++++ TEXTE CITÉ
Pour le moment, le bateau et son équipage résistent. Le vent ne faiblit pas et il faut redoubler d’attention. Nouvel empannage violent, nouveau coup d’accélérateur, même panache de fumée bleue et un nouveau claquement infernal du génois. Pas une couture ne lâche, pas une fibre ne se rompt. À l’estime, nous devons être trop bas mais pas question de sortir les cartes et l’ordinateur ne peut plus nous renseigner d’un rapide coup d’œil. Il faut attendre 14h pour que le vent redescende autour de 40 nœuds réels. Nous essayons d’en profiter pour remonter un peu.

Le bateau tient les 100°, en travers et l’inconfort reprend. Mais, progressivement le vent perd de sa violence : 35 Nœuds. Nous pouvons border un peu et remonter encore. Les vagues sont maintenant plein travers. Le bateau et l’équipage acceptent encore ces contraintes. Il est maintenant possible de sortir une carte papier et de faire un point traditionnel. Un regard inquiet vers l’ordinateur au séchage. Si une seule goutte a touché un élément, il sera bon pour le musée des ordinateurs noyés. Heureusement que le GPS ne donne plus de signe de faiblesse et s’est bien remis de son apnée. Nous sommes effectivement un peu trop bas mais la navigation à l'estime, dans ces conditions, n'a pas été trop mauvaise. Il faut remonter vers le Nord, vers 50°. Il est 16 heures et il reste encore plus de 30 milles à parcourir. La mer est toujours aussi grosse mais avec beaucoup moins de déferlantes. L’attention ne doit pas baisser. 19 heures. Le vent est tombé d’un coup. Il n’y a pas de temps à perdre, il faut rentrer le génois. Il refuse toujours de s’enrouler. Nous l’affalons dans les embardées du bateau. Il prend un peu l’eau, une vague le recouvre mais nous arrivons à vider la poche, le monter à bord et l’attacher sur le pont. Nous devrions distinguer la côte, mais une brume nous empêche de la voir. Nous nous approchons tout de même et cherchons un abri. Ce n’est que vers 3 heures que, à la lueur d’une petite lune, nous trouvons un mouillage correct pour la nuit.
++++++++
++++ DONNÉES SOURCES
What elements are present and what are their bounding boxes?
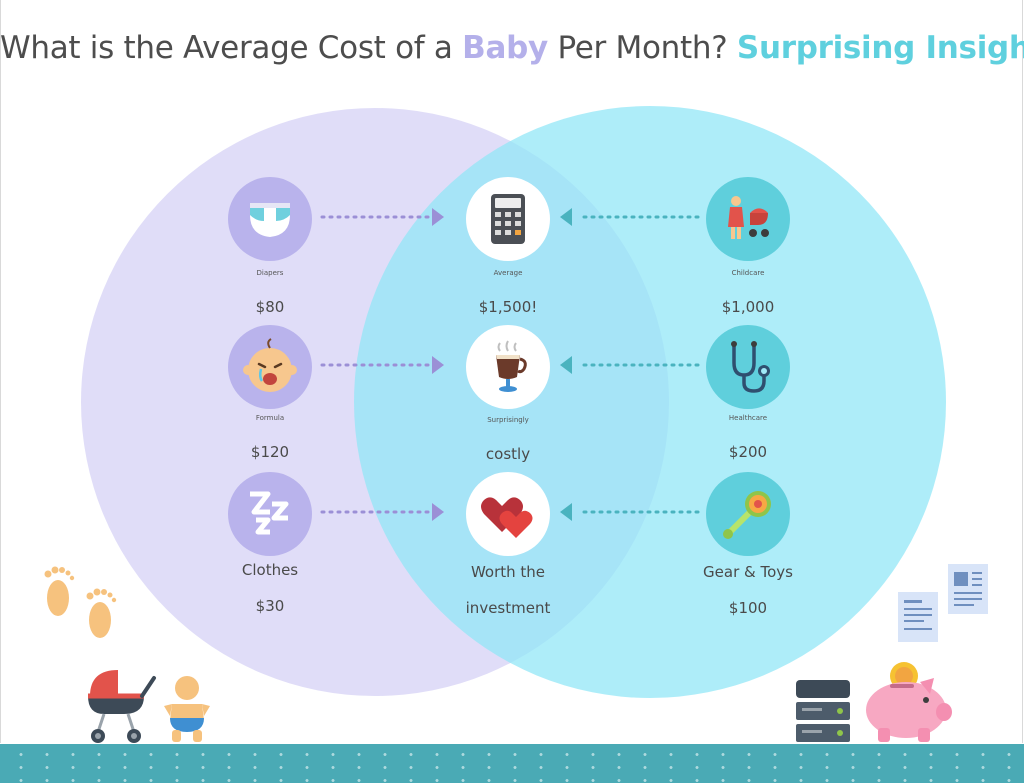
++++++++
- [CONSIGNES]:
1) Résumez le texte cité en deux phrases.
2) Répondez à ces questions à partir du texte cité :
(a) À quelle heure le vent redescend-il autour de 40 nœuds réels ?
(b) Quelle distance reste-t-il à parcourir à 16 heures ?
(c) Qu'est-ce qui empêche de voir la côte ?
3) Relevez toutes les heures précises mentionnées dans le texte cité.

- [RÉPONSES]:
1) Pris dans un vent violent, le bateau et son équipage résistent aux empannages et aux claquements du génois, puis le vent retombe autour de 40 puis 35 nœuds, ce qui permet de faire un point sur carte papier : ils sont un peu trop bas et doivent remonter vers le Nord. À 19 heures, le vent tombe d'un coup, l'équipage affale le génois qui refuse de s'enrouler, et ce n'est que vers 3 heures, à la lueur d'une petite lune, qu'il trouve un mouillage correct pour la nuit.

2)
(a) À 14h.
(b) Plus de 30 milles.
(c) Une brume.

3) 14h, 16 heures, 19 heures, 3 heures